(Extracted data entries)
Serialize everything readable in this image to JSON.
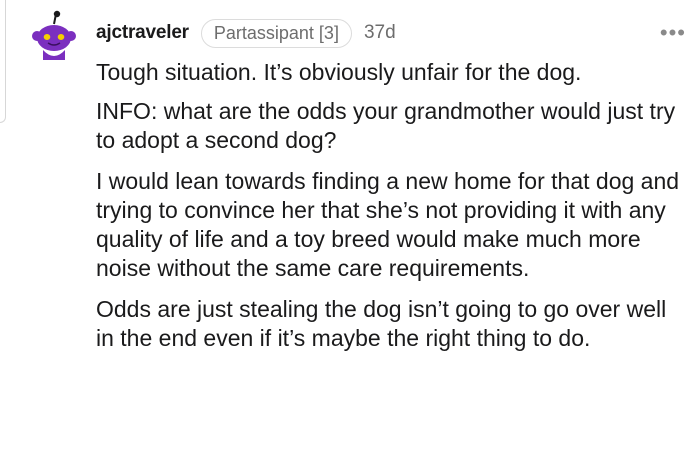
{
  "comment": {
    "username": "ajctraveler",
    "flair": "Partassipant [3]",
    "age": "37d",
    "more_label": "•••",
    "avatar_icon": "snoo-avatar-icon",
    "paragraphs": [
      "Tough situation. It’s obviously unfair for the dog.",
      "INFO: what are the odds your grandmother would just try to adopt a second dog?",
      "I would lean towards finding a new home for that dog and trying to convince her that she’s not providing it with any quality of life and a toy breed would make much more noise without the same care requirements.",
      "Odds are just stealing the dog isn’t going to go over well in the end even if it’s maybe the right thing to do."
    ]
  },
  "colors": {
    "avatar_purple": "#7b2fbf",
    "avatar_yellow": "#f5d000",
    "meta_gray": "#6d6d6d"
  }
}
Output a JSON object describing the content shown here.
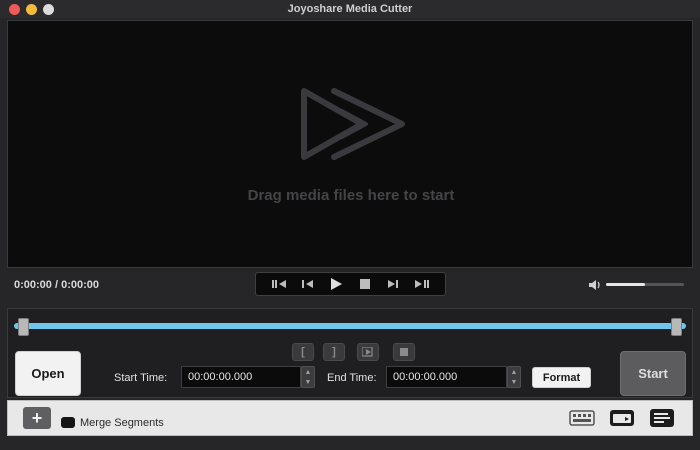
{
  "window": {
    "title": "Joyoshare Media Cutter"
  },
  "player": {
    "drop_text": "Drag media files here to start"
  },
  "transport": {
    "timecode": "0:00:00 / 0:00:00",
    "volume_level": 0.5
  },
  "editor": {
    "open_label": "Open",
    "start_time_label": "Start Time:",
    "start_time_value": "00:00:00.000",
    "end_time_label": "End Time:",
    "end_time_value": "00:00:00.000",
    "format_label": "Format",
    "start_label": "Start",
    "segment_buttons": [
      "[",
      "]"
    ]
  },
  "bottom": {
    "add_label": "+",
    "merge_label": "Merge Segments"
  },
  "colors": {
    "timeline": "#6fc6ef",
    "background": "#262628",
    "player": "#0c0c0d"
  }
}
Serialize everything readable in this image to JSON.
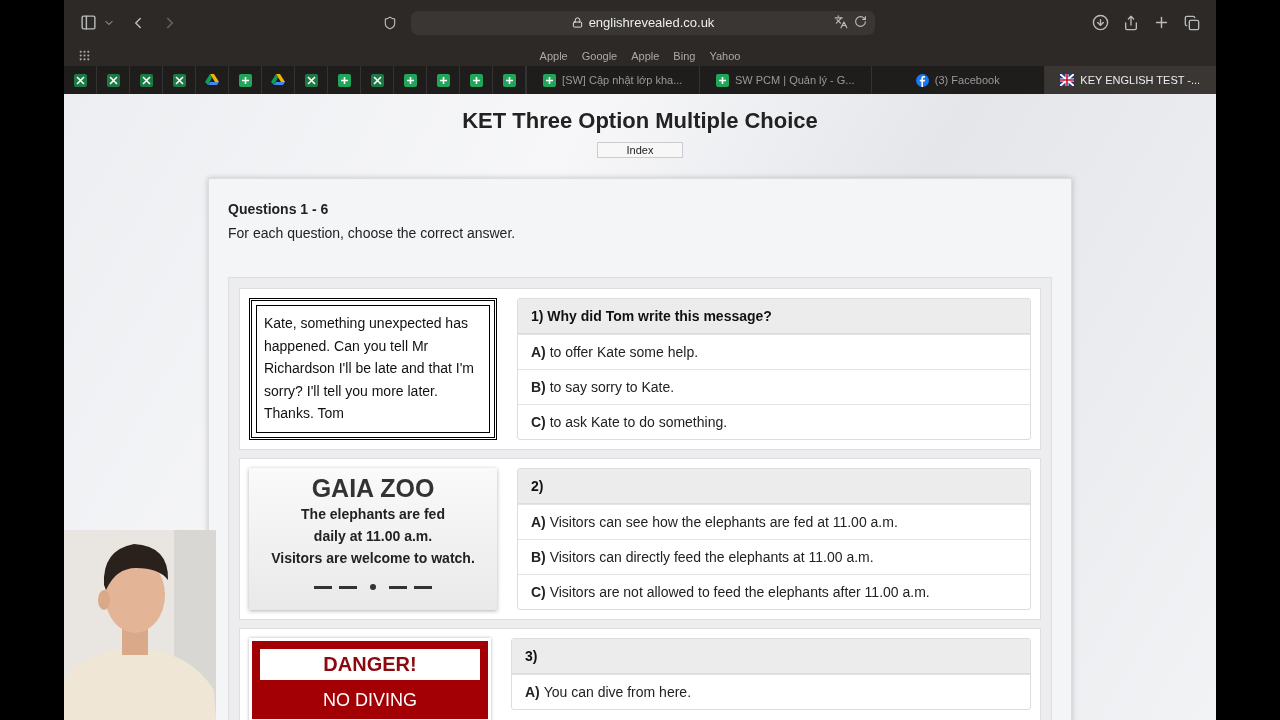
{
  "browser": {
    "address": "englishrevealed.co.uk",
    "bookmarks": [
      "Apple",
      "Google",
      "Apple",
      "Bing",
      "Yahoo"
    ],
    "pinned_tabs": [
      {
        "kind": "excel",
        "selected": false
      },
      {
        "kind": "excel",
        "selected": false
      },
      {
        "kind": "excel",
        "selected": false
      },
      {
        "kind": "excel",
        "selected": false
      },
      {
        "kind": "drive",
        "selected": false
      },
      {
        "kind": "sheets",
        "selected": false
      },
      {
        "kind": "drive",
        "selected": false
      },
      {
        "kind": "excel",
        "selected": false
      },
      {
        "kind": "sheets",
        "selected": false
      },
      {
        "kind": "excel",
        "selected": false
      },
      {
        "kind": "sheets",
        "selected": false
      },
      {
        "kind": "sheets",
        "selected": false
      },
      {
        "kind": "sheets",
        "selected": false
      },
      {
        "kind": "sheets",
        "selected": false
      }
    ],
    "tabs": [
      {
        "title": "[SW] Cập nhật lớp kha...",
        "kind": "sheets",
        "selected": false
      },
      {
        "title": "SW PCM | Quản lý - G...",
        "kind": "sheets",
        "selected": false
      },
      {
        "title": "(3) Facebook",
        "kind": "facebook",
        "selected": false
      },
      {
        "title": "KEY ENGLISH TEST -...",
        "kind": "flag",
        "selected": true
      }
    ]
  },
  "page": {
    "title": "KET Three Option Multiple Choice",
    "index_button": "Index",
    "heading": "Questions 1 - 6",
    "instruction": "For each question, choose the correct answer.",
    "questions": [
      {
        "sign": {
          "kind": "note",
          "text": "Kate, something unexpected has happened. Can you tell Mr Richardson I'll be late and that I'm sorry? I'll tell you more later. Thanks. Tom"
        },
        "prompt": "1) Why did Tom write this message?",
        "options": [
          {
            "letter": "A)",
            "text": "to offer Kate some help."
          },
          {
            "letter": "B)",
            "text": "to say sorry to Kate."
          },
          {
            "letter": "C)",
            "text": "to ask Kate to do something."
          }
        ]
      },
      {
        "sign": {
          "kind": "notice",
          "title": "GAIA ZOO",
          "lines": [
            "The elephants are fed",
            "daily at 11.00 a.m.",
            "Visitors are welcome to watch."
          ]
        },
        "prompt": "2)",
        "options": [
          {
            "letter": "A)",
            "text": "Visitors can see how the elephants are fed at 11.00 a.m."
          },
          {
            "letter": "B)",
            "text": "Visitors can directly feed the elephants at 11.00 a.m."
          },
          {
            "letter": "C)",
            "text": "Visitors are not allowed to feed the elephants after 11.00 a.m."
          }
        ]
      },
      {
        "sign": {
          "kind": "danger",
          "title": "DANGER!",
          "subtitle": "NO DIVING"
        },
        "prompt": "3)",
        "options": [
          {
            "letter": "A)",
            "text": "You can dive from here."
          }
        ]
      }
    ]
  }
}
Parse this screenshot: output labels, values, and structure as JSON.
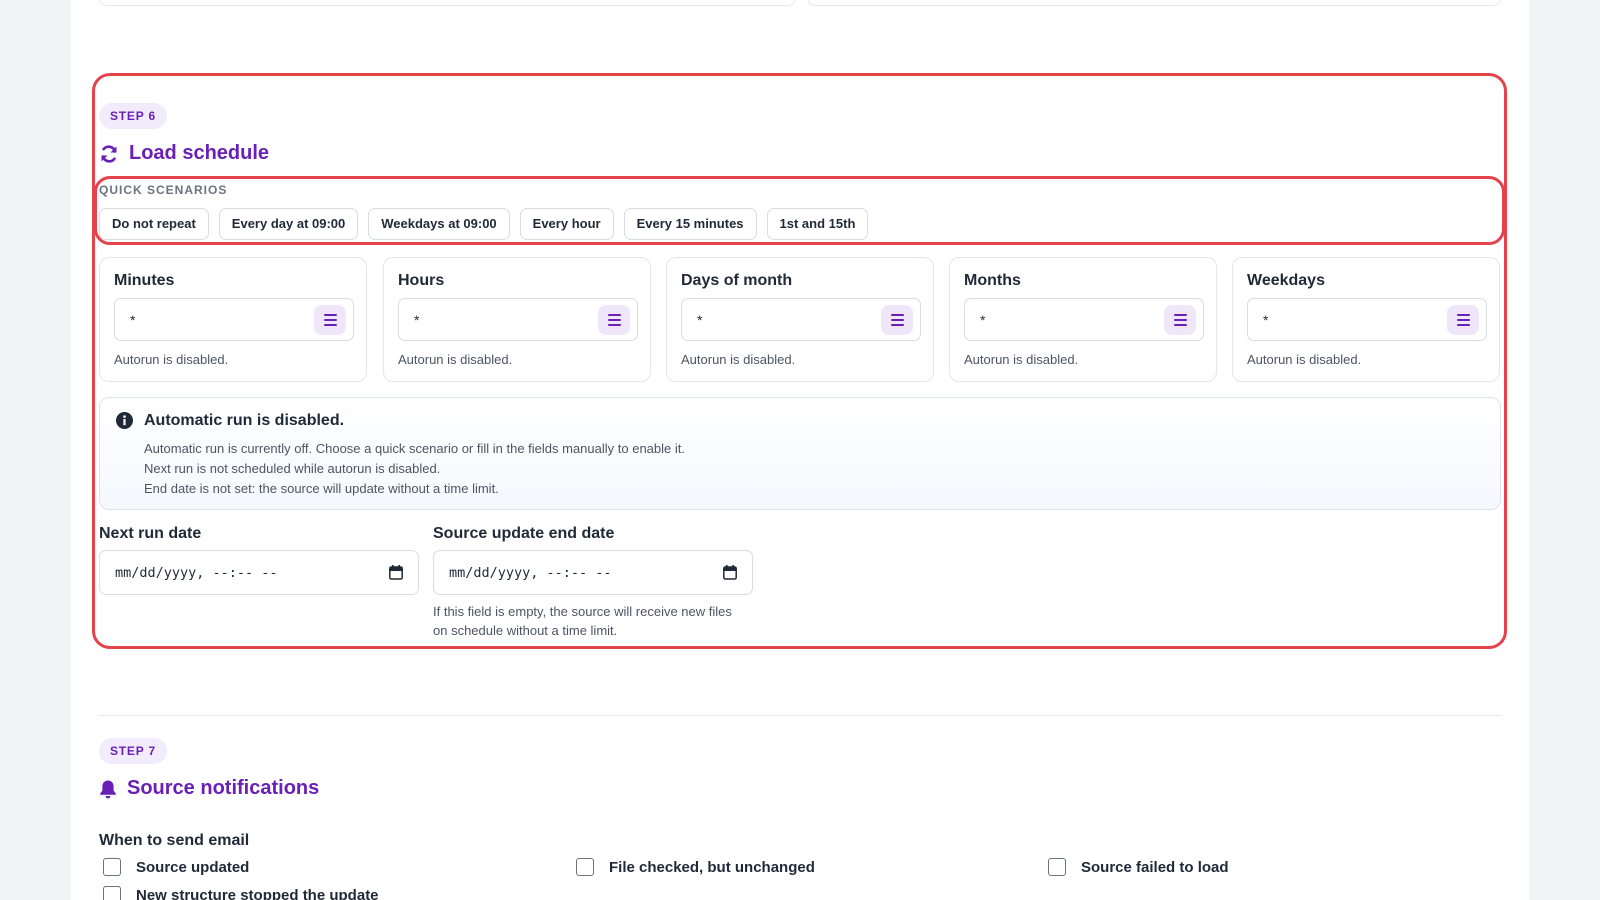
{
  "step6": {
    "badge": "STEP 6",
    "title": "Load schedule",
    "quick_scenarios_label": "QUICK SCENARIOS",
    "scenarios": [
      "Do not repeat",
      "Every day at 09:00",
      "Weekdays at 09:00",
      "Every hour",
      "Every 15 minutes",
      "1st and 15th"
    ],
    "cron_fields": [
      {
        "label": "Minutes",
        "value": "*",
        "hint": "Autorun is disabled."
      },
      {
        "label": "Hours",
        "value": "*",
        "hint": "Autorun is disabled."
      },
      {
        "label": "Days of month",
        "value": "*",
        "hint": "Autorun is disabled."
      },
      {
        "label": "Months",
        "value": "*",
        "hint": "Autorun is disabled."
      },
      {
        "label": "Weekdays",
        "value": "*",
        "hint": "Autorun is disabled."
      }
    ],
    "info": {
      "title": "Automatic run is disabled.",
      "lines": [
        "Automatic run is currently off. Choose a quick scenario or fill in the fields manually to enable it.",
        "Next run is not scheduled while autorun is disabled.",
        "End date is not set: the source will update without a time limit."
      ]
    },
    "next_run": {
      "label": "Next run date",
      "placeholder": "mm/dd/yyyy, --:-- --"
    },
    "end_date": {
      "label": "Source update end date",
      "placeholder": "mm/dd/yyyy, --:-- --",
      "hint_lines": [
        "If this field is empty, the source will receive new files",
        "on schedule without a time limit."
      ]
    }
  },
  "step7": {
    "badge": "STEP 7",
    "title": "Source notifications",
    "email_label": "When to send email",
    "options": [
      "Source updated",
      "File checked, but unchanged",
      "Source failed to load",
      "New structure stopped the update"
    ]
  },
  "colors": {
    "accent": "#6a1fb7",
    "highlight": "#e5434b"
  }
}
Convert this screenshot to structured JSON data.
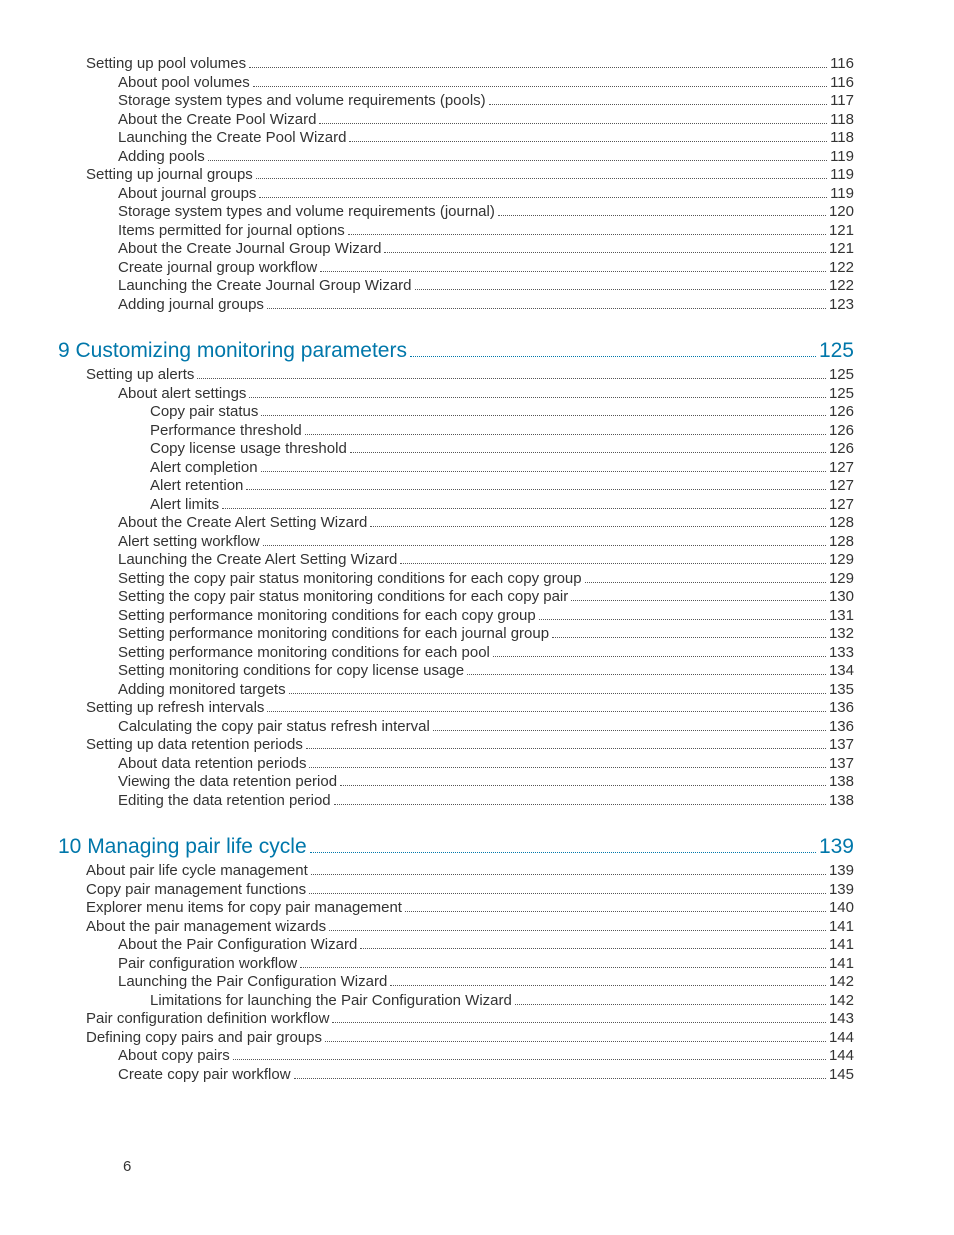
{
  "pageNumber": "6",
  "entries": [
    {
      "level": 1,
      "title": "Setting up pool volumes",
      "page": "116"
    },
    {
      "level": 2,
      "title": "About pool volumes",
      "page": "116"
    },
    {
      "level": 2,
      "title": "Storage system types and volume requirements (pools)",
      "page": "117"
    },
    {
      "level": 2,
      "title": "About the Create Pool Wizard",
      "page": "118"
    },
    {
      "level": 2,
      "title": "Launching the Create Pool Wizard",
      "page": "118"
    },
    {
      "level": 2,
      "title": "Adding pools",
      "page": "119"
    },
    {
      "level": 1,
      "title": "Setting up journal groups",
      "page": "119"
    },
    {
      "level": 2,
      "title": "About journal groups",
      "page": "119"
    },
    {
      "level": 2,
      "title": "Storage system types and volume requirements (journal)",
      "page": "120"
    },
    {
      "level": 2,
      "title": "Items permitted for journal options",
      "page": "121"
    },
    {
      "level": 2,
      "title": "About the Create Journal Group Wizard",
      "page": "121"
    },
    {
      "level": 2,
      "title": "Create journal group workflow",
      "page": "122"
    },
    {
      "level": 2,
      "title": "Launching the Create Journal Group Wizard",
      "page": "122"
    },
    {
      "level": 2,
      "title": "Adding journal groups",
      "page": "123"
    },
    {
      "level": 0,
      "title": "9 Customizing monitoring parameters",
      "page": "125"
    },
    {
      "level": 1,
      "title": "Setting up alerts",
      "page": "125"
    },
    {
      "level": 2,
      "title": "About alert settings",
      "page": "125"
    },
    {
      "level": 3,
      "title": "Copy pair status",
      "page": "126"
    },
    {
      "level": 3,
      "title": "Performance threshold",
      "page": "126"
    },
    {
      "level": 3,
      "title": "Copy license usage threshold",
      "page": "126"
    },
    {
      "level": 3,
      "title": "Alert completion",
      "page": "127"
    },
    {
      "level": 3,
      "title": "Alert retention",
      "page": "127"
    },
    {
      "level": 3,
      "title": "Alert limits",
      "page": "127"
    },
    {
      "level": 2,
      "title": "About the Create Alert Setting Wizard",
      "page": "128"
    },
    {
      "level": 2,
      "title": "Alert setting workflow ",
      "page": "128"
    },
    {
      "level": 2,
      "title": "Launching the Create Alert Setting Wizard",
      "page": "129"
    },
    {
      "level": 2,
      "title": "Setting the copy pair status monitoring conditions for each copy group",
      "page": "129"
    },
    {
      "level": 2,
      "title": "Setting the copy pair status monitoring conditions for each copy pair",
      "page": "130"
    },
    {
      "level": 2,
      "title": "Setting performance monitoring conditions for each copy group",
      "page": "131"
    },
    {
      "level": 2,
      "title": "Setting performance monitoring conditions for each journal group",
      "page": "132"
    },
    {
      "level": 2,
      "title": "Setting performance monitoring conditions for each pool",
      "page": "133"
    },
    {
      "level": 2,
      "title": "Setting monitoring conditions for copy license usage",
      "page": "134"
    },
    {
      "level": 2,
      "title": "Adding monitored targets",
      "page": "135"
    },
    {
      "level": 1,
      "title": "Setting up refresh intervals",
      "page": "136"
    },
    {
      "level": 2,
      "title": "Calculating the copy pair status refresh interval",
      "page": "136"
    },
    {
      "level": 1,
      "title": "Setting up data retention periods",
      "page": "137"
    },
    {
      "level": 2,
      "title": "About data retention periods",
      "page": "137"
    },
    {
      "level": 2,
      "title": "Viewing the data retention period",
      "page": "138"
    },
    {
      "level": 2,
      "title": "Editing the data retention period",
      "page": "138"
    },
    {
      "level": 0,
      "title": "10 Managing pair life cycle",
      "page": "139"
    },
    {
      "level": 1,
      "title": "About pair life cycle management",
      "page": "139"
    },
    {
      "level": 1,
      "title": "Copy pair management functions",
      "page": "139"
    },
    {
      "level": 1,
      "title": "Explorer menu items for copy pair management ",
      "page": "140"
    },
    {
      "level": 1,
      "title": "About the pair management wizards",
      "page": "141"
    },
    {
      "level": 2,
      "title": "About the Pair Configuration Wizard",
      "page": "141"
    },
    {
      "level": 2,
      "title": "Pair configuration workflow",
      "page": "141"
    },
    {
      "level": 2,
      "title": "Launching the Pair Configuration Wizard",
      "page": "142"
    },
    {
      "level": 3,
      "title": "Limitations for launching the Pair Configuration Wizard",
      "page": "142"
    },
    {
      "level": 1,
      "title": "Pair configuration definition workflow",
      "page": "143"
    },
    {
      "level": 1,
      "title": "Defining copy pairs and pair groups",
      "page": "144"
    },
    {
      "level": 2,
      "title": "About copy pairs",
      "page": "144"
    },
    {
      "level": 2,
      "title": "Create copy pair workflow",
      "page": "145"
    }
  ]
}
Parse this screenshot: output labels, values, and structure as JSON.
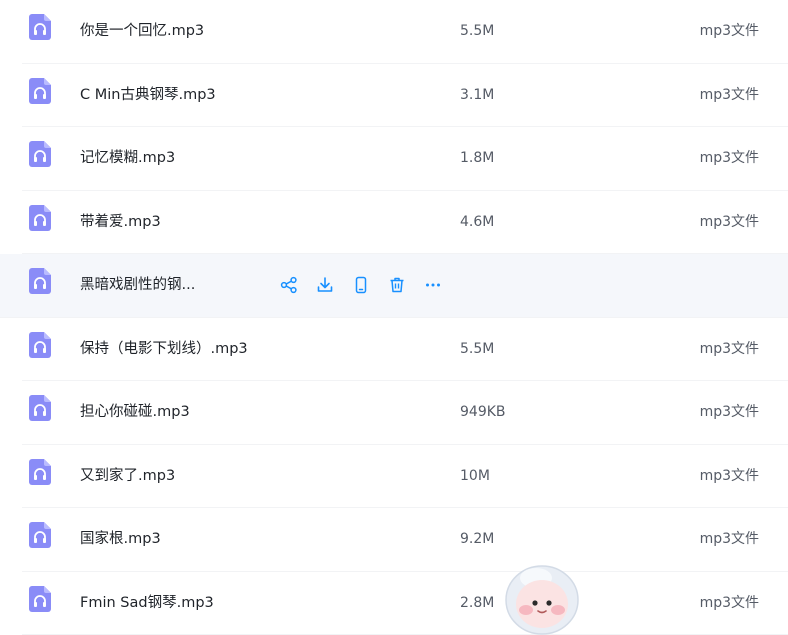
{
  "files": [
    {
      "name": "你是一个回忆.mp3",
      "size": "5.5M",
      "type": "mp3文件"
    },
    {
      "name": "C Min古典钢琴.mp3",
      "size": "3.1M",
      "type": "mp3文件"
    },
    {
      "name": "记忆模糊.mp3",
      "size": "1.8M",
      "type": "mp3文件"
    },
    {
      "name": "带着爱.mp3",
      "size": "4.6M",
      "type": "mp3文件"
    },
    {
      "name": "黑暗戏剧性的钢...",
      "size": "",
      "type": ""
    },
    {
      "name": "保持（电影下划线）.mp3",
      "size": "5.5M",
      "type": "mp3文件"
    },
    {
      "name": "担心你碰碰.mp3",
      "size": "949KB",
      "type": "mp3文件"
    },
    {
      "name": "又到家了.mp3",
      "size": "10M",
      "type": "mp3文件"
    },
    {
      "name": "国家根.mp3",
      "size": "9.2M",
      "type": "mp3文件"
    },
    {
      "name": "Fmin Sad钢琴.mp3",
      "size": "2.8M",
      "type": "mp3文件"
    }
  ],
  "hover_row_index": 4,
  "row_actions": [
    "share-icon",
    "download-icon",
    "phone-icon",
    "trash-icon",
    "more-icon"
  ],
  "colors": {
    "icon_purple": "#8a8cf7",
    "action_blue": "#1890ff",
    "hover_bg": "#f5f7fb"
  }
}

_WHAT TO PRODUCE:_
All lines above with "here" in them should be returned.

_COMPLETED EXERCISE:_
Output a JSON object describing the content shown here.
    "drop_text": "Drag media files here to start"
            "text": "You can dive from here."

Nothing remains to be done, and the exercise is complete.